▶ _What to work on_
Give every line of the material again, exactly as written.

▶ _Exercise material_
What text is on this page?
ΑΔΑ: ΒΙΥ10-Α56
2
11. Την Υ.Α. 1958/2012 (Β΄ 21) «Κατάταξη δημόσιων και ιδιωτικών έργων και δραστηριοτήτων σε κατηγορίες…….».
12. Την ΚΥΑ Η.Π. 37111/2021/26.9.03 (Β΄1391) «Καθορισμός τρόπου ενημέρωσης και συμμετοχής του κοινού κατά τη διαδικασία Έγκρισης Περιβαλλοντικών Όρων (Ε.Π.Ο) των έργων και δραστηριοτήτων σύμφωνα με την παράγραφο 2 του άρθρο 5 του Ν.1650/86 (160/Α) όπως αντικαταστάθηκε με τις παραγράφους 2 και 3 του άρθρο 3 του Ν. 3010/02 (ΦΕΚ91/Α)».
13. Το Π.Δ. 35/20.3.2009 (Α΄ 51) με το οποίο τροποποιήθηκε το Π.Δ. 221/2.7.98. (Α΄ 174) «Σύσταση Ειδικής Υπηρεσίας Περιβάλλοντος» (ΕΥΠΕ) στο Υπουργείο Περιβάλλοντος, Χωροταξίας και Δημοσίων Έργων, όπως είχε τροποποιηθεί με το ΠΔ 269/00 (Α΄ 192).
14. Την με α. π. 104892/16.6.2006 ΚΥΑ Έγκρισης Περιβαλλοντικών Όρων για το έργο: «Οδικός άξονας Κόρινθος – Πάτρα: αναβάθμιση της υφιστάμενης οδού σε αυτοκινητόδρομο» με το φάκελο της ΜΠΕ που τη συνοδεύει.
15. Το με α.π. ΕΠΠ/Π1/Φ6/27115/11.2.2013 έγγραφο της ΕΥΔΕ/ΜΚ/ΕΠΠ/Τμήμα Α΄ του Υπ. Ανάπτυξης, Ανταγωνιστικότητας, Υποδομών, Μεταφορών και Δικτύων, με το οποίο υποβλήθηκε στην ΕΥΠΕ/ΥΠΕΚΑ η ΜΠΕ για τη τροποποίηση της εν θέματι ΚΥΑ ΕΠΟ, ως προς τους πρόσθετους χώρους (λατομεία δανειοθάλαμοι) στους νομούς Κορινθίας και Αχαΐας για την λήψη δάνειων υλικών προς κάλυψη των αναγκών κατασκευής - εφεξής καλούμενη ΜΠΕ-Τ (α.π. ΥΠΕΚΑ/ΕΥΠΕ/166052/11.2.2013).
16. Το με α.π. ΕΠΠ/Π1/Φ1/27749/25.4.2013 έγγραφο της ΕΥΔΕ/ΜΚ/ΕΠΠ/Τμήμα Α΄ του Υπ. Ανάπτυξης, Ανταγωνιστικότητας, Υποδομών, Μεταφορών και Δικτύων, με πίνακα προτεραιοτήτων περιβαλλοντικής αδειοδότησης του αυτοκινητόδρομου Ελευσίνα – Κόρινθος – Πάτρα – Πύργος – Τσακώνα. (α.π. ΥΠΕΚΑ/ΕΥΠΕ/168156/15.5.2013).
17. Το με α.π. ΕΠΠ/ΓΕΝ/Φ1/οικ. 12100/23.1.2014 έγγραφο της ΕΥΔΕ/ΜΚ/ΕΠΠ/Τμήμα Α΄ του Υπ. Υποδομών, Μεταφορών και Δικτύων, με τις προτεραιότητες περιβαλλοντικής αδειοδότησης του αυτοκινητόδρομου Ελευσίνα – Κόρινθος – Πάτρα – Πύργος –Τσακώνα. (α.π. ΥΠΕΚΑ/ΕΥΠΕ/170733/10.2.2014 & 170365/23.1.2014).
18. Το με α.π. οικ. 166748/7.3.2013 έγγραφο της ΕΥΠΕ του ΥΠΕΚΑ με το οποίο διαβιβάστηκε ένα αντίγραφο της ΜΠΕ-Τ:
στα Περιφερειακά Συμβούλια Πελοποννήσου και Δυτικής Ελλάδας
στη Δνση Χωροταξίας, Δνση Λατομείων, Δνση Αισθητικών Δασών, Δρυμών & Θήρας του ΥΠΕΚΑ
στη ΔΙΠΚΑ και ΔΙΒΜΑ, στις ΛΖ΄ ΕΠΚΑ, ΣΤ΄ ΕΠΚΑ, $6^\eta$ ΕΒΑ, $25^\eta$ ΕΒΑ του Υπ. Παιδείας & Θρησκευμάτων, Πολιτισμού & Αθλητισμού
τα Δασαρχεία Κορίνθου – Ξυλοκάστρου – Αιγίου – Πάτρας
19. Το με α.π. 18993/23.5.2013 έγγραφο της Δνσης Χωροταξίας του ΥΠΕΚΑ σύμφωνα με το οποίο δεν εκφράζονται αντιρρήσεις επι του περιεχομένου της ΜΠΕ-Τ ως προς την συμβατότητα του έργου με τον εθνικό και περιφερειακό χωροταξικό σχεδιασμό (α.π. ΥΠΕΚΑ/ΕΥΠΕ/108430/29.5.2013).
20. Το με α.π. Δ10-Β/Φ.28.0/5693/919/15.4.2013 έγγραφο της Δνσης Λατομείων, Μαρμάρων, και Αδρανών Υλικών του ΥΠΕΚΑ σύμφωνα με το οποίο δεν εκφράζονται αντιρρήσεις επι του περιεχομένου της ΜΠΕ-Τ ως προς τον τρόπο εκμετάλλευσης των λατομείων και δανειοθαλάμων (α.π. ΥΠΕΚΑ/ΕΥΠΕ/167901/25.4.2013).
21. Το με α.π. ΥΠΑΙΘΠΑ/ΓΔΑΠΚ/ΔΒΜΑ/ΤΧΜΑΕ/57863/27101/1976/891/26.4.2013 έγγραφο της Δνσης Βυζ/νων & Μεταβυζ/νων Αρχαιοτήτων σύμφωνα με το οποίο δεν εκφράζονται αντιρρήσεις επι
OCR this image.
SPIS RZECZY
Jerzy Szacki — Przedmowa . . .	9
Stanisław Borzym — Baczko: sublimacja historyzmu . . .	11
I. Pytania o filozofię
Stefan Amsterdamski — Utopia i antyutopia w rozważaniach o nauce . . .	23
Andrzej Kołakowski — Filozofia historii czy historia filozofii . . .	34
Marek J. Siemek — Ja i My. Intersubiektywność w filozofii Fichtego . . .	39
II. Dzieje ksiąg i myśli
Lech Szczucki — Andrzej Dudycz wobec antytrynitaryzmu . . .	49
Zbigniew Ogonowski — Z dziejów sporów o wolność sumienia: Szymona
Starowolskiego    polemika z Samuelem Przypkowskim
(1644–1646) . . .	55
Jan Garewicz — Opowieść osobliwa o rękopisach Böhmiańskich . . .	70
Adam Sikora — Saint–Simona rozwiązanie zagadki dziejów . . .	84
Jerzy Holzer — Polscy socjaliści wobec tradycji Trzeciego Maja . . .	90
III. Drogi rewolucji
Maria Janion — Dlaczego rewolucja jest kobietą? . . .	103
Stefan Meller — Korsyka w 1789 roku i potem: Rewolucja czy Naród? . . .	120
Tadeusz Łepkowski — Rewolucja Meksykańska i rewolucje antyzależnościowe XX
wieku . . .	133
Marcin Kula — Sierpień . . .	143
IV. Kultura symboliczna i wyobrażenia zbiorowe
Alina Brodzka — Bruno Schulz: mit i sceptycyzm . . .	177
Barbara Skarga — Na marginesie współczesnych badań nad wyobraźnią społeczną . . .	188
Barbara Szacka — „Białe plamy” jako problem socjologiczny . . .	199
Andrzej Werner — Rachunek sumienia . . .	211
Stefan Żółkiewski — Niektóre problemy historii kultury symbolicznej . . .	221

▶ _Task response_
What text is on this page?
ΑΔΑ: ΒΙΥ10-Α56
2
11. Την Υ.Α. 1958/2012 (Β΄ 21) «Κατάταξη δημόσιων και ιδιωτικών έργων και δραστηριοτήτων σε κατηγορίες…….».
12. Την ΚΥΑ Η.Π. 37111/2021/26.9.03 (Β΄1391) «Καθορισμός τρόπου ενημέρωσης και συμμετοχής του κοινού κατά τη διαδικασία Έγκρισης Περιβαλλοντικών Όρων (Ε.Π.Ο) των έργων και δραστηριοτήτων σύμφωνα με την παράγραφο 2 του άρθρο 5 του Ν.1650/86 (160/Α) όπως αντικαταστάθηκε με τις παραγράφους 2 και 3 του άρθρο 3 του Ν. 3010/02 (ΦΕΚ91/Α)».
13. Το Π.Δ. 35/20.3.2009 (Α΄ 51) με το οποίο τροποποιήθηκε το Π.Δ. 221/2.7.98. (Α΄ 174) «Σύσταση Ειδικής Υπηρεσίας Περιβάλλοντος» (ΕΥΠΕ) στο Υπουργείο Περιβάλλοντος, Χωροταξίας και Δημοσίων Έργων, όπως είχε τροποποιηθεί με το ΠΔ 269/00 (Α΄ 192).
14. Την με α. π. 104892/16.6.2006 ΚΥΑ Έγκρισης Περιβαλλοντικών Όρων για το έργο: «Οδικός άξονας Κόρινθος – Πάτρα: αναβάθμιση της υφιστάμενης οδού σε αυτοκινητόδρομο» με το φάκελο της ΜΠΕ που τη συνοδεύει.
15. Το με α.π. ΕΠΠ/Π1/Φ6/27115/11.2.2013 έγγραφο της ΕΥΔΕ/ΜΚ/ΕΠΠ/Τμήμα Α΄ του Υπ. Ανάπτυξης, Ανταγωνιστικότητας, Υποδομών, Μεταφορών και Δικτύων, με το οποίο υποβλήθηκε στην ΕΥΠΕ/ΥΠΕΚΑ η ΜΠΕ για τη τροποποίηση της εν θέματι ΚΥΑ ΕΠΟ, ως προς τους πρόσθετους χώρους (λατομεία δανειοθάλαμοι) στους νομούς Κορινθίας και Αχαΐας για την λήψη δάνειων υλικών προς κάλυψη των αναγκών κατασκευής - εφεξής καλούμενη ΜΠΕ-Τ (α.π. ΥΠΕΚΑ/ΕΥΠΕ/166052/11.2.2013).
16. Το με α.π. ΕΠΠ/Π1/Φ1/27749/25.4.2013 έγγραφο της ΕΥΔΕ/ΜΚ/ΕΠΠ/Τμήμα Α΄ του Υπ. Ανάπτυξης, Ανταγωνιστικότητας, Υποδομών, Μεταφορών και Δικτύων, με πίνακα προτεραιοτήτων περιβαλλοντικής αδειοδότησης του αυτοκινητόδρομου Ελευσίνα – Κόρινθος – Πάτρα – Πύργος – Τσακώνα. (α.π. ΥΠΕΚΑ/ΕΥΠΕ/168156/15.5.2013).
17. Το με α.π. ΕΠΠ/ΓΕΝ/Φ1/οικ. 12100/23.1.2014 έγγραφο της ΕΥΔΕ/ΜΚ/ΕΠΠ/Τμήμα Α΄ του Υπ. Υποδομών, Μεταφορών και Δικτύων, με τις προτεραιότητες περιβαλλοντικής αδειοδότησης του αυτοκινητόδρομου Ελευσίνα – Κόρινθος – Πάτρα – Πύργος –Τσακώνα. (α.π. ΥΠΕΚΑ/ΕΥΠΕ/170733/10.2.2014 & 170365/23.1.2014).
18. Το με α.π. οικ. 166748/7.3.2013 έγγραφο της ΕΥΠΕ του ΥΠΕΚΑ με το οποίο διαβιβάστηκε ένα αντίγραφο της ΜΠΕ-Τ:
στα Περιφερειακά Συμβούλια Πελοποννήσου και Δυτικής Ελλάδας
στη Δνση Χωροταξίας, Δνση Λατομείων, Δνση Αισθητικών Δασών, Δρυμών & Θήρας του ΥΠΕΚΑ
στη ΔΙΠΚΑ και ΔΙΒΜΑ, στις ΛΖ΄ ΕΠΚΑ, ΣΤ΄ ΕΠΚΑ, $6^\eta$ ΕΒΑ, $25^\eta$ ΕΒΑ του Υπ. Παιδείας & Θρησκευμάτων, Πολιτισμού & Αθλητισμού
τα Δασαρχεία Κορίνθου – Ξυλοκάστρου – Αιγίου – Πάτρας
19. Το με α.π. 18993/23.5.2013 έγγραφο της Δνσης Χωροταξίας του ΥΠΕΚΑ σύμφωνα με το οποίο δεν εκφράζονται αντιρρήσεις επι του περιεχομένου της ΜΠΕ-Τ ως προς την συμβατότητα του έργου με τον εθνικό και περιφερειακό χωροταξικό σχεδιασμό (α.π. ΥΠΕΚΑ/ΕΥΠΕ/108430/29.5.2013).
20. Το με α.π. Δ10-Β/Φ.28.0/5693/919/15.4.2013 έγγραφο της Δνσης Λατομείων, Μαρμάρων, και Αδρανών Υλικών του ΥΠΕΚΑ σύμφωνα με το οποίο δεν εκφράζονται αντιρρήσεις επι του περιεχομένου της ΜΠΕ-Τ ως προς τον τρόπο εκμετάλλευσης των λατομείων και δανειοθαλάμων (α.π. ΥΠΕΚΑ/ΕΥΠΕ/167901/25.4.2013).
21. Το με α.π. ΥΠΑΙΘΠΑ/ΓΔΑΠΚ/ΔΒΜΑ/ΤΧΜΑΕ/57863/27101/1976/891/26.4.2013 έγγραφο της Δνσης Βυζ/νων & Μεταβυζ/νων Αρχαιοτήτων σύμφωνα με το οποίο δεν εκφράζονται αντιρρήσεις επι
OCR this image.
SPIS RZECZY
Jerzy Szacki — Przedmowa . . .	9
Stanisław Borzym — Baczko: sublimacja historyzmu . . .	11
I. Pytania o filozofię
Stefan Amsterdamski — Utopia i antyutopia w rozważaniach o nauce . . .	23
Andrzej Kołakowski — Filozofia historii czy historia filozofii . . .	34
Marek J. Siemek — Ja i My. Intersubiektywność w filozofii Fichtego . . .	39
II. Dzieje ksiąg i myśli
Lech Szczucki — Andrzej Dudycz wobec antytrynitaryzmu . . .	49
Zbigniew Ogonowski — Z dziejów sporów o wolność sumienia: Szymona
Starowolskiego    polemika z Samuelem Przypkowskim
(1644–1646) . . .	55
Jan Garewicz — Opowieść osobliwa o rękopisach Böhmiańskich . . .	70
Adam Sikora — Saint–Simona rozwiązanie zagadki dziejów . . .	84
Jerzy Holzer — Polscy socjaliści wobec tradycji Trzeciego Maja . . .	90
III. Drogi rewolucji
Maria Janion — Dlaczego rewolucja jest kobietą? . . .	103
Stefan Meller — Korsyka w 1789 roku i potem: Rewolucja czy Naród? . . .	120
Tadeusz Łepkowski — Rewolucja Meksykańska i rewolucje antyzależnościowe XX
wieku . . .	133
Marcin Kula — Sierpień . . .	143
IV. Kultura symboliczna i wyobrażenia zbiorowe
Alina Brodzka — Bruno Schulz: mit i sceptycyzm . . .	177
Barbara Skarga — Na marginesie współczesnych badań nad wyobraźnią społeczną . . .	188
Barbara Szacka — „Białe plamy” jako problem socjologiczny . . .	199
Andrzej Werner — Rachunek sumienia . . .	211
Stefan Żółkiewski — Niektóre problemy historii kultury symbolicznej . . .	221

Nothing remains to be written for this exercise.